┌─ TRECHO DO TEXTO
Blog do Carpinejar

NÃO SOU GAY

Arte de Eduardo Nasi

Desculpe decepcionar, mas não sou gay.

Sou hétero, tosco, apaixonado por buceta.

Sempre me relacionei exclusivamente com mulheres e será assim até o fim do meu tempo.

Não tenho nenhuma queda pela bissexualidade, não me passarei por moderno, não defendo swing, relação aberta ou sexo livre.

Minha liberdade sexual é intimidade.

Nunca me esconderia no armário, tenho muita roupa para guardar.

Seu preconceito é com qualquer um que conheça o universo feminino, como só o gay fosse sensível, observador e atento.

Você não gosta de homens que perturbem seus modelos.

Você gosta de homens monotemáticos, preguiçosos e diretos, presas fáceis da dominação.

Não é o meu caso. Posso ser submisso para influenciar ainda mais. Posso ser generoso para receber ainda mais.

O contrário é persuasivo. Quem é somente o que é não entendeu metade da missa em latim.
└─
┌─ REGISTROS DO CONJUNTO
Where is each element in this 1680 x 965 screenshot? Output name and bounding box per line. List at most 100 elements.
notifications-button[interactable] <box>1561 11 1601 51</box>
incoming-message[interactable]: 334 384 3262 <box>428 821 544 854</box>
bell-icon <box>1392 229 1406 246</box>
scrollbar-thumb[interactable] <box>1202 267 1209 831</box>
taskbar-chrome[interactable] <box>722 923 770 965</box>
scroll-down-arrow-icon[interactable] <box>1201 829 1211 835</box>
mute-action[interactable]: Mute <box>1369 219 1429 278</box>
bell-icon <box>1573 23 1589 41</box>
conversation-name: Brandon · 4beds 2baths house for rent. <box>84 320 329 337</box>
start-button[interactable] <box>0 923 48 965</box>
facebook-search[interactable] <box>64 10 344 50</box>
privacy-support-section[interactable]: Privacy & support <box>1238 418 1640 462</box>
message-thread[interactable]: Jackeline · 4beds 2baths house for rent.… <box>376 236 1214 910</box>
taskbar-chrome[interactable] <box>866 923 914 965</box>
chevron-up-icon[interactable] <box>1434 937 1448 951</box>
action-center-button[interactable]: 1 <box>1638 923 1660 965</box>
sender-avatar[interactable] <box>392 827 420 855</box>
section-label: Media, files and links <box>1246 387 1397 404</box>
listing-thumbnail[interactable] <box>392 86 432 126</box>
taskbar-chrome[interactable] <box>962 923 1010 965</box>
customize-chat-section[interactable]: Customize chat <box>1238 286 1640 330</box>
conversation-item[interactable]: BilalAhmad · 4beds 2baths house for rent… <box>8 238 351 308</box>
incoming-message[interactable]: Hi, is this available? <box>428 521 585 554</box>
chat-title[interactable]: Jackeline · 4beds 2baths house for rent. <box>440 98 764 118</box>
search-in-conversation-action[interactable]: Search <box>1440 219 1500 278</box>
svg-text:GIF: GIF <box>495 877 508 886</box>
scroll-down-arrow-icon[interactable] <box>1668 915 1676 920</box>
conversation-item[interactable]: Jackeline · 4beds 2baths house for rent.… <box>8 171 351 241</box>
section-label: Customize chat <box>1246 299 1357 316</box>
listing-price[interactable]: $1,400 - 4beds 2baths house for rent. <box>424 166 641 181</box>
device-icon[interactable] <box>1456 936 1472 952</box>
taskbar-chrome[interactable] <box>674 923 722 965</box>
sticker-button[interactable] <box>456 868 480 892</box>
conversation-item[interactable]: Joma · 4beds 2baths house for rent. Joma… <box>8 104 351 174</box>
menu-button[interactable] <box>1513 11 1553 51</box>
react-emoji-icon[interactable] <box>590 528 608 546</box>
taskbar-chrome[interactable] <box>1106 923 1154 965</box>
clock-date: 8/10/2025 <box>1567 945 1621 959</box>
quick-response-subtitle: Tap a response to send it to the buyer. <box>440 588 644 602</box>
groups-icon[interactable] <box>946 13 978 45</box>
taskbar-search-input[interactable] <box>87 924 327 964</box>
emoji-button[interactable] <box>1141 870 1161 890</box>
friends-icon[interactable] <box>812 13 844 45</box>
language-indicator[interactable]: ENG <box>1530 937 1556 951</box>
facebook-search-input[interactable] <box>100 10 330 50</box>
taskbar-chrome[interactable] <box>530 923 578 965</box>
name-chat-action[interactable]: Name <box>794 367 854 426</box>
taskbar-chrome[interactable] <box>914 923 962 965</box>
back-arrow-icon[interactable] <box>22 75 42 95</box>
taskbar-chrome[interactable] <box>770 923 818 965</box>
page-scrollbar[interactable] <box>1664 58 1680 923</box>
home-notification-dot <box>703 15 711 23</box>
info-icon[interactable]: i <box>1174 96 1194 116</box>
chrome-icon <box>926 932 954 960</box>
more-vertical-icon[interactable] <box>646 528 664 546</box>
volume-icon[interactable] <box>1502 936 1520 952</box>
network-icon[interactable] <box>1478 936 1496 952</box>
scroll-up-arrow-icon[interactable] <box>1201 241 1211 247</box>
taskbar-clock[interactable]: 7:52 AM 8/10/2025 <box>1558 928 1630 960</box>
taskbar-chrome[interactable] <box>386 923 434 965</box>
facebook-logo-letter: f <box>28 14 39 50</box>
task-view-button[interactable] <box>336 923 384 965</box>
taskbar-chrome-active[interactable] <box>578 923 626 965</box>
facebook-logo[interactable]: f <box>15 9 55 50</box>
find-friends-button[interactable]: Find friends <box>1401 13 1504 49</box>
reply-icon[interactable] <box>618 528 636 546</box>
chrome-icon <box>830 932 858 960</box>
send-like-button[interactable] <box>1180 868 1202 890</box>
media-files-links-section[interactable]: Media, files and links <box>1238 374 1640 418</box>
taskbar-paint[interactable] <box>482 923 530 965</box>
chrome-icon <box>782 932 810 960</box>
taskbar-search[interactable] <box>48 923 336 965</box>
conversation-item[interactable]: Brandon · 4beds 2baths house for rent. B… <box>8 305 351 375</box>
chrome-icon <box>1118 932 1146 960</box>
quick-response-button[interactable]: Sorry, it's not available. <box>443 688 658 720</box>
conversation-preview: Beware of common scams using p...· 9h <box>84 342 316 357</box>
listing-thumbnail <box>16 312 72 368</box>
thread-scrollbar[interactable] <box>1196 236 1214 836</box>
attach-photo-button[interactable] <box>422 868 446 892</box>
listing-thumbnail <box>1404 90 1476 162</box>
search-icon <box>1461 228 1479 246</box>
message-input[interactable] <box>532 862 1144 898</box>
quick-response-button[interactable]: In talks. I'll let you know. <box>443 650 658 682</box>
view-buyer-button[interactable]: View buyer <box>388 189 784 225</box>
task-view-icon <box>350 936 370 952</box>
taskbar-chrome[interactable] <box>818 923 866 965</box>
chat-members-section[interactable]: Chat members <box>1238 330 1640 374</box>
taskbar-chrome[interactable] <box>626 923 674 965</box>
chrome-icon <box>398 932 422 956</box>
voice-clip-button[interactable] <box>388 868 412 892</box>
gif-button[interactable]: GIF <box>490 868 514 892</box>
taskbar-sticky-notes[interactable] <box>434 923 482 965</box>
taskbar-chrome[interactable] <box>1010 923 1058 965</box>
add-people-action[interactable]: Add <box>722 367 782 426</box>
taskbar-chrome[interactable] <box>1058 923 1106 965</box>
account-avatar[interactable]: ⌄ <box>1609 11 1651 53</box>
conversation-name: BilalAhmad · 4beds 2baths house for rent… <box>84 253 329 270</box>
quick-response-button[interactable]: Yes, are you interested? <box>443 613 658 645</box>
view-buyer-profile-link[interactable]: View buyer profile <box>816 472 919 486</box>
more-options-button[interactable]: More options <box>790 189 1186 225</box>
└─
QUESTÕES A RESOLVER.
1. Reproduza, da crônica "Não sou gay", o trecho que vai de "Desculpe decepcionar, mas" até "observador e atento.".
2. Prossiga com a crônica "Não sou gay" a partir da última frase apresentada.
Não é preciso consultar o material.

RESPOSTAS DADAS.
1.
Desculpe decepcionar, mas não sou gay.

Sou hétero, tosco, apaixonado por buceta.

Sempre me relacionei exclusivamente com mulheres e será assim até o fim do meu tempo.

Não tenho nenhuma queda pela bissexualidade, não me passarei por moderno, não defendo swing, relação aberta ou sexo livre.

Minha liberdade sexual é intimidade.

Nunca me esconderia no armário, tenho muita roupa para guardar.

Seu preconceito é com qualquer um que conheça o universo feminino, como só o gay fosse sensível, observador e atento.

2.
Talvez estranhe minha voz de turista (superei sérios problemas de dicção na infância), talvez estranhe meus gestos espalhafatosos (abraço até o vento), talvez estranhe minhas roupas extravagantes. No fundo, eu me acho apenas desengonçado.

Realmente sou educado: não vou arrotar em público, cuspir minha gripe no canteiro, palitar os dentes em churrascaria.

Minha preferência é por expor meus sentimentos: vou gritar por amor em público, pisar nos canteiros por ciúme, rilhar os dentes por justiça.

Não me envergonho de minhas dúvidas e sou capaz de permanecer horas ao telefone com amigos falando de relacionamento. Assim como qualquer mulher.

Sei fazer nó de gravata e, se precisar, posso ajudar a se maquiar. Assim como sei trocar lâmpada e pneu.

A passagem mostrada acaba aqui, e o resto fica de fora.